Set exercise — Select from the data all lines with the word "للاستدعاء".

Data entries —
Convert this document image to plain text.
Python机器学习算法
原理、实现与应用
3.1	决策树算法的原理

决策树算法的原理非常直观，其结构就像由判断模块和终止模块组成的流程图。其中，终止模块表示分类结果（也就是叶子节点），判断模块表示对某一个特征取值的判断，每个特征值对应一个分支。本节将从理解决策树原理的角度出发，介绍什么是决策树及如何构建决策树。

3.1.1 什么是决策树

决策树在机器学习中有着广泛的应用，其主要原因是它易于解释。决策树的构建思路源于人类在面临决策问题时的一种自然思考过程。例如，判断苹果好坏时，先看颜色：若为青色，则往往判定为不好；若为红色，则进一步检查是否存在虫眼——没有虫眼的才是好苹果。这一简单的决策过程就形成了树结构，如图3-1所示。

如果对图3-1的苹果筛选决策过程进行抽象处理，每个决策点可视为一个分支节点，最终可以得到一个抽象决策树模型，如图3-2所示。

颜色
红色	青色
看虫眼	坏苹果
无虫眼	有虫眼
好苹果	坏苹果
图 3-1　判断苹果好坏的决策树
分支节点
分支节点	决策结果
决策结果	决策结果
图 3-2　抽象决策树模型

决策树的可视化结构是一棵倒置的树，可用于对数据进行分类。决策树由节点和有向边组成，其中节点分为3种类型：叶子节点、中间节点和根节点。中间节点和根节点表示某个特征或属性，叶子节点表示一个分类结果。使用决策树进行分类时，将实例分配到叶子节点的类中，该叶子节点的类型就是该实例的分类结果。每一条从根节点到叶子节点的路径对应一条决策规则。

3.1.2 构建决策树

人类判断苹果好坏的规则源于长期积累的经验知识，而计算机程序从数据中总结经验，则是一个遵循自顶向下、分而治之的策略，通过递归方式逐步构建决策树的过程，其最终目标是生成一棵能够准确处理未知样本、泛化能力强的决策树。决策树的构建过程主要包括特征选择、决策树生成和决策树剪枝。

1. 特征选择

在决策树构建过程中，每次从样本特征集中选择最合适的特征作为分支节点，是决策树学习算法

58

==

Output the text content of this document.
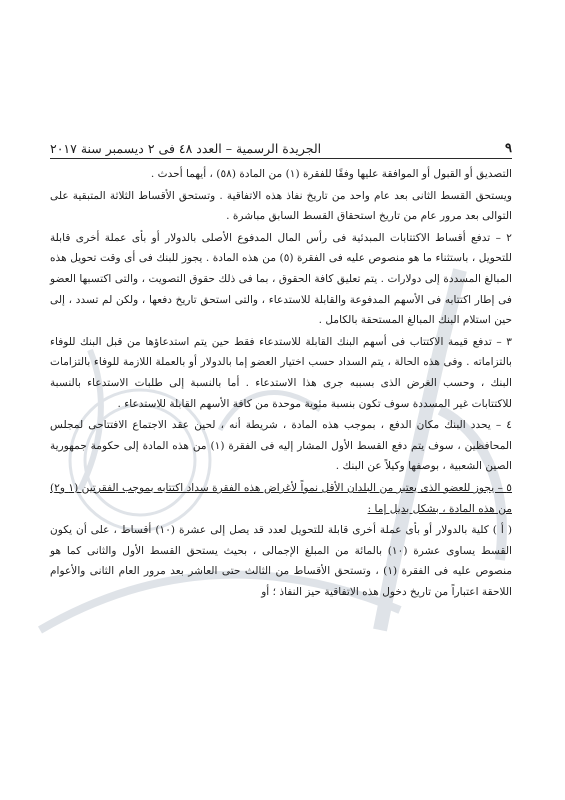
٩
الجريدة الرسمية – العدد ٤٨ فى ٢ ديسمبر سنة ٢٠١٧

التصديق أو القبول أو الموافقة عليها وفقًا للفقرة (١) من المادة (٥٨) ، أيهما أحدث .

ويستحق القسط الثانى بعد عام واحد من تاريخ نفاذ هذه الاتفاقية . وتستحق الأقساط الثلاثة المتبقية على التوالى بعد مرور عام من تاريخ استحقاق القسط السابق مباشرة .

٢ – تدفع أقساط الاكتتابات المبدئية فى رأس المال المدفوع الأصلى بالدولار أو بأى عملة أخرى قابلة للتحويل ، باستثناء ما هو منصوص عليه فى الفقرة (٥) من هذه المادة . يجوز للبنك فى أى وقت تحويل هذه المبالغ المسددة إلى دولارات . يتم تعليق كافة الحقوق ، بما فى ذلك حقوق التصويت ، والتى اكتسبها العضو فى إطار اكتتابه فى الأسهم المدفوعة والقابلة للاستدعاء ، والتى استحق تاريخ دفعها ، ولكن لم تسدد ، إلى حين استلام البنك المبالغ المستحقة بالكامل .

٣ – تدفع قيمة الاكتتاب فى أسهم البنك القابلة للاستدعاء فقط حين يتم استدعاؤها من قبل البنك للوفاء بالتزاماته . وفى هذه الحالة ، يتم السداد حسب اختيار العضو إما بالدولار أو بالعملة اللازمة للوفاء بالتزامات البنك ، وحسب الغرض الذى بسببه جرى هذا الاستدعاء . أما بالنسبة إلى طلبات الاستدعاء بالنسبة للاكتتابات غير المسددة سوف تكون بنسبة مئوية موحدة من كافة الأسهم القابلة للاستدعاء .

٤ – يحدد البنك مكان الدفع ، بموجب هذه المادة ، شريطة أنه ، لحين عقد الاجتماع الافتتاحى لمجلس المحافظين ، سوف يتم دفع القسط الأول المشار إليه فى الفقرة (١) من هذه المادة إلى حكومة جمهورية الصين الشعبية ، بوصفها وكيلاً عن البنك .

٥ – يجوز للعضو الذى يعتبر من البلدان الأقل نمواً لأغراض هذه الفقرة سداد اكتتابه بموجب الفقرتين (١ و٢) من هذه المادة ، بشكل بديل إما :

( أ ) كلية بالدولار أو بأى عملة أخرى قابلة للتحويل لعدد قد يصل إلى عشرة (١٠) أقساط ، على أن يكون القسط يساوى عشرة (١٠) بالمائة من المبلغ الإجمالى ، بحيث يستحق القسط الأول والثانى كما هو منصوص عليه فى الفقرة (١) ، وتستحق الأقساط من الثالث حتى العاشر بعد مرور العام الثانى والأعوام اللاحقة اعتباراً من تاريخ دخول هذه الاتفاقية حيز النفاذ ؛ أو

Finished answer —
٢ – تدفع أقساط الاكتتابات المبدئية فى رأس المال المدفوع الأصلى بالدولار أو بأى عملة أخرى قابلة للتحويل ، باستثناء ما هو منصوص عليه فى الفقرة (٥) من هذه المادة . يجوز للبنك فى أى وقت تحويل هذه المبالغ المسددة إلى دولارات . يتم تعليق كافة الحقوق ، بما فى ذلك حقوق التصويت ، والتى اكتسبها العضو فى إطار اكتتابه فى الأسهم المدفوعة والقابلة للاستدعاء ، والتى استحق تاريخ دفعها ، ولكن لم تسدد ، إلى حين استلام البنك المبالغ المستحقة بالكامل .
٣ – تدفع قيمة الاكتتاب فى أسهم البنك القابلة للاستدعاء فقط حين يتم استدعاؤها من قبل البنك للوفاء بالتزاماته . وفى هذه الحالة ، يتم السداد حسب اختيار العضو إما بالدولار أو بالعملة اللازمة للوفاء بالتزامات البنك ، وحسب الغرض الذى بسببه جرى هذا الاستدعاء . أما بالنسبة إلى طلبات الاستدعاء بالنسبة للاكتتابات غير المسددة سوف تكون بنسبة مئوية موحدة من كافة الأسهم القابلة للاستدعاء .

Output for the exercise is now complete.